===== Data in this exercise
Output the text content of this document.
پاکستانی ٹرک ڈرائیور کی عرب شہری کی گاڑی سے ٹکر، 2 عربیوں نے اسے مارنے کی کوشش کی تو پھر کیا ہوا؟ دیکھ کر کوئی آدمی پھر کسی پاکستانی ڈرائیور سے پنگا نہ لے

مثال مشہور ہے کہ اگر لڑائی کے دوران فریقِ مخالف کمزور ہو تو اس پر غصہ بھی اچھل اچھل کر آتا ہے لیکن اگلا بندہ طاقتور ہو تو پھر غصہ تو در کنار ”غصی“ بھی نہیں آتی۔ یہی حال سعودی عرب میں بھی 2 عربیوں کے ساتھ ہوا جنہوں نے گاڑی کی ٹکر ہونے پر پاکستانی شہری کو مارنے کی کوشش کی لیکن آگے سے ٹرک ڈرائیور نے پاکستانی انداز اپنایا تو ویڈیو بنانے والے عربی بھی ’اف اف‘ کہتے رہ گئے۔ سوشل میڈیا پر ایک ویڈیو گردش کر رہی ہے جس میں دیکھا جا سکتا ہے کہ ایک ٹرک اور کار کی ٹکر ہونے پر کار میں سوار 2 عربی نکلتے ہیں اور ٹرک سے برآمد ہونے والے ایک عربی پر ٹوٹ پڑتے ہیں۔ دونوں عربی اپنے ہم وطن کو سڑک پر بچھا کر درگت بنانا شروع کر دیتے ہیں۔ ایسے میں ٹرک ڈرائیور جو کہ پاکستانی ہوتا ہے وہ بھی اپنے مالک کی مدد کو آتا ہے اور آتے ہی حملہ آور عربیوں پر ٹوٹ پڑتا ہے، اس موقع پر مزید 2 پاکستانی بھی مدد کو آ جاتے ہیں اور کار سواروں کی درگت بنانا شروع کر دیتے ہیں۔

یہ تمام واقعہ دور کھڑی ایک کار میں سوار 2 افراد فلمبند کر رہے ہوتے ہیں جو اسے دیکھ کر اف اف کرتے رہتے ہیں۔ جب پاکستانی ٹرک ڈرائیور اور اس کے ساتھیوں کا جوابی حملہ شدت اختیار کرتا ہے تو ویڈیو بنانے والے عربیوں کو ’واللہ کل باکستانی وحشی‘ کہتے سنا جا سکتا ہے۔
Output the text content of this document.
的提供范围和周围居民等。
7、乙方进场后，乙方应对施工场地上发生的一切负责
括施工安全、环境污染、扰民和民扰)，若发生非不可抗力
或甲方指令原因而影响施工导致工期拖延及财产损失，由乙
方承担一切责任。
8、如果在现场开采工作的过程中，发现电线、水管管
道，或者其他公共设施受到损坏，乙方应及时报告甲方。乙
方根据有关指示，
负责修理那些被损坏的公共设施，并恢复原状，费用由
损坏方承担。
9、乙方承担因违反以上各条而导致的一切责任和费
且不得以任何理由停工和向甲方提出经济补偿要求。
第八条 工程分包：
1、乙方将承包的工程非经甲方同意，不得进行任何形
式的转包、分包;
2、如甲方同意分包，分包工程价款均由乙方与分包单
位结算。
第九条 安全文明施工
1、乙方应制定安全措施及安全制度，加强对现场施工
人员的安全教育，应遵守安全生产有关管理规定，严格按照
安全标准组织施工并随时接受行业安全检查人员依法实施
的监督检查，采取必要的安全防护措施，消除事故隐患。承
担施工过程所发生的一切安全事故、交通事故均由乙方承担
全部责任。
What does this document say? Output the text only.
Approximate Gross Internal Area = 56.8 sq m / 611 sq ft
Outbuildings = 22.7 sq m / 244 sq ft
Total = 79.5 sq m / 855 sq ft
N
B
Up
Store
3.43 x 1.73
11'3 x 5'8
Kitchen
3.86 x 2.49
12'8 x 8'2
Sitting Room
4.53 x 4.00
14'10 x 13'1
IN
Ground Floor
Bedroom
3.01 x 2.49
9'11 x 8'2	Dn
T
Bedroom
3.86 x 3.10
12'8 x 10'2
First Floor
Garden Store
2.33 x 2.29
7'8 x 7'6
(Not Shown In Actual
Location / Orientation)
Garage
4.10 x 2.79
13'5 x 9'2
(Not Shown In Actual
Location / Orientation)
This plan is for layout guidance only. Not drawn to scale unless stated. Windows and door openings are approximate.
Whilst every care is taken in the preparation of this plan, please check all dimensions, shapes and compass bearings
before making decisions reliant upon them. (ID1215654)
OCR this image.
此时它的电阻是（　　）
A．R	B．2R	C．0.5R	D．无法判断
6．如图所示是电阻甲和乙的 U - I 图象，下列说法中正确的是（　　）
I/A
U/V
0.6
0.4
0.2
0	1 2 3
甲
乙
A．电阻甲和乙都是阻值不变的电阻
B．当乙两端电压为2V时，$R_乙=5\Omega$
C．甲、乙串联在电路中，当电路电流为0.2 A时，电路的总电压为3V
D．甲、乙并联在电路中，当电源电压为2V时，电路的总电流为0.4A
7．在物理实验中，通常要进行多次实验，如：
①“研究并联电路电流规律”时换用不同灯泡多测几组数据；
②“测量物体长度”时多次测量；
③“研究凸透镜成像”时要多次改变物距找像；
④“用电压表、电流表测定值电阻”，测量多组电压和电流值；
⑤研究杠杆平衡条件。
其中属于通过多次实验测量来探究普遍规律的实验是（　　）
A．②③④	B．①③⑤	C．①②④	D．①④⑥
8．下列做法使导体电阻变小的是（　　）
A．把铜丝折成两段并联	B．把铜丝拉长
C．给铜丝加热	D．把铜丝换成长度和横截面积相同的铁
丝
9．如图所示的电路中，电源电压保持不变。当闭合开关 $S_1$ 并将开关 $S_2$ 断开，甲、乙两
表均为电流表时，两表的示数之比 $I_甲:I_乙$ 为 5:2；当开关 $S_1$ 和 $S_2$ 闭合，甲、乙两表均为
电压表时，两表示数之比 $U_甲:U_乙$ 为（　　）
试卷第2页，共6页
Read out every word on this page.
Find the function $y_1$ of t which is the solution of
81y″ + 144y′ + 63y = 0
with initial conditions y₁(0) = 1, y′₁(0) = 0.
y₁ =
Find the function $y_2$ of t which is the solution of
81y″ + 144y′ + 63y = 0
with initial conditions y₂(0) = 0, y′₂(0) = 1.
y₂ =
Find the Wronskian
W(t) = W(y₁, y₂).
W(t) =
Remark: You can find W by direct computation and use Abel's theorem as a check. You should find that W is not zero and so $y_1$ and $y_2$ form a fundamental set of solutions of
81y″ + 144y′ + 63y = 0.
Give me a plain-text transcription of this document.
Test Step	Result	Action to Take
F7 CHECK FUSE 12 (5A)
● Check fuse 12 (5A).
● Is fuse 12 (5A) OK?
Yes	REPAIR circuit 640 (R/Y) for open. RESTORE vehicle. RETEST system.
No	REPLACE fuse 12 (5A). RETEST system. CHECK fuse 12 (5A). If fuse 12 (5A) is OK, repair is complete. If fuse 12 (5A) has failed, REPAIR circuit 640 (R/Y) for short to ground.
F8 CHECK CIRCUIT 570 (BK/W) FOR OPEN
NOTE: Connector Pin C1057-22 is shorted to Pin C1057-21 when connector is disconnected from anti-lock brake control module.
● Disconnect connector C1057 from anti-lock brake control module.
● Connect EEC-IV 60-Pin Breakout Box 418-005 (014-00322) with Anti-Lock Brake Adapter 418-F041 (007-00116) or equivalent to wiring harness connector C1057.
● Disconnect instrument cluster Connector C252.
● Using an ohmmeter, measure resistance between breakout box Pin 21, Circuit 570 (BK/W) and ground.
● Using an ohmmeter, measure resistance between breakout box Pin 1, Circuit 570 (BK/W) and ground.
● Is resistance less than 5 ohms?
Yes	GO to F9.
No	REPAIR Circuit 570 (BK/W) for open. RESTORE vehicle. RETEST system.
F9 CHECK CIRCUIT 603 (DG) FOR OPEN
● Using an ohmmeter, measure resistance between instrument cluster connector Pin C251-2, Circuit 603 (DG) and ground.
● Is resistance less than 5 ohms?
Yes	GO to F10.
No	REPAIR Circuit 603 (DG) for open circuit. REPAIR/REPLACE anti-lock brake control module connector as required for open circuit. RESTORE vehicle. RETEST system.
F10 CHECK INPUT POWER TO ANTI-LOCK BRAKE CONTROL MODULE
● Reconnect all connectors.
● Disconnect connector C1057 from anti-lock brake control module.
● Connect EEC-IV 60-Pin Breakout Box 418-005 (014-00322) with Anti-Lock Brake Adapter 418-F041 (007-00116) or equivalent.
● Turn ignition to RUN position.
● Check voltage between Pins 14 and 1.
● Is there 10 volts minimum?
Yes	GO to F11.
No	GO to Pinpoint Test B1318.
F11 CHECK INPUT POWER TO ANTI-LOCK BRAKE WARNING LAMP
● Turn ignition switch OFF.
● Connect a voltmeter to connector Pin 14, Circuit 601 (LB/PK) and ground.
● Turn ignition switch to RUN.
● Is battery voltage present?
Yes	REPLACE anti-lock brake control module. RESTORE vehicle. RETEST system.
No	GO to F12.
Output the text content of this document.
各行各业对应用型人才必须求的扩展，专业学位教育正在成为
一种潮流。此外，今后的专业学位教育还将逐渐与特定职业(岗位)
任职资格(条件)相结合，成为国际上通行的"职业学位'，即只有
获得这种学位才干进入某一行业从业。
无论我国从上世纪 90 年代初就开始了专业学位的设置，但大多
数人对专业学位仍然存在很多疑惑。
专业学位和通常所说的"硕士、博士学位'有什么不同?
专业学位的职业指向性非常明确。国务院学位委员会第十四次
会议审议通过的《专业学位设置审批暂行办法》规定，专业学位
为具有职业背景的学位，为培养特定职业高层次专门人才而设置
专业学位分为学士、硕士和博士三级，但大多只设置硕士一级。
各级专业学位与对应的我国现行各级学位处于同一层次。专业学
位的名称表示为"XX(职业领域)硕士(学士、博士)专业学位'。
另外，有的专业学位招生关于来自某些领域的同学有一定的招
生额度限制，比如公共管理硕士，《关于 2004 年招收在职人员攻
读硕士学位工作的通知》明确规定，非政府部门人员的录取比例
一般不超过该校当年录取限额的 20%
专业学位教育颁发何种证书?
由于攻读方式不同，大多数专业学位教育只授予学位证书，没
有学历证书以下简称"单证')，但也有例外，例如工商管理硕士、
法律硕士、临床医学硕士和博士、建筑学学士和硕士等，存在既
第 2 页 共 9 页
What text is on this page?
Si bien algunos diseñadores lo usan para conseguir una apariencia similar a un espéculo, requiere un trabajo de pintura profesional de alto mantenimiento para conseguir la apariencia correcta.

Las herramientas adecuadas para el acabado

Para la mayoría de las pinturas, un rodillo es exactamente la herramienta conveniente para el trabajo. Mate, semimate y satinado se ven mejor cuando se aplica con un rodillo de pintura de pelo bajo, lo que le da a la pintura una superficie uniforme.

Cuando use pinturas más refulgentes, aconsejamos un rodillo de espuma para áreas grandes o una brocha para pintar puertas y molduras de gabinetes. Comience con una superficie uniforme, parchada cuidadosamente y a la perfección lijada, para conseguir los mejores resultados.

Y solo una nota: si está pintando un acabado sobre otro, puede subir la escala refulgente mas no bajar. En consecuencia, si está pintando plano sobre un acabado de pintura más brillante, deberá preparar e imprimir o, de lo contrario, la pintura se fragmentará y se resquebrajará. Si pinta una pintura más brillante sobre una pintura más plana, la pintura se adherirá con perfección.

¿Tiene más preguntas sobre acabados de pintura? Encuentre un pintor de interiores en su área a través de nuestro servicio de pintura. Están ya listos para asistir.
==========
Given task: Count the lines above that contain the word "cluster", and give only that number.

Task solution: 2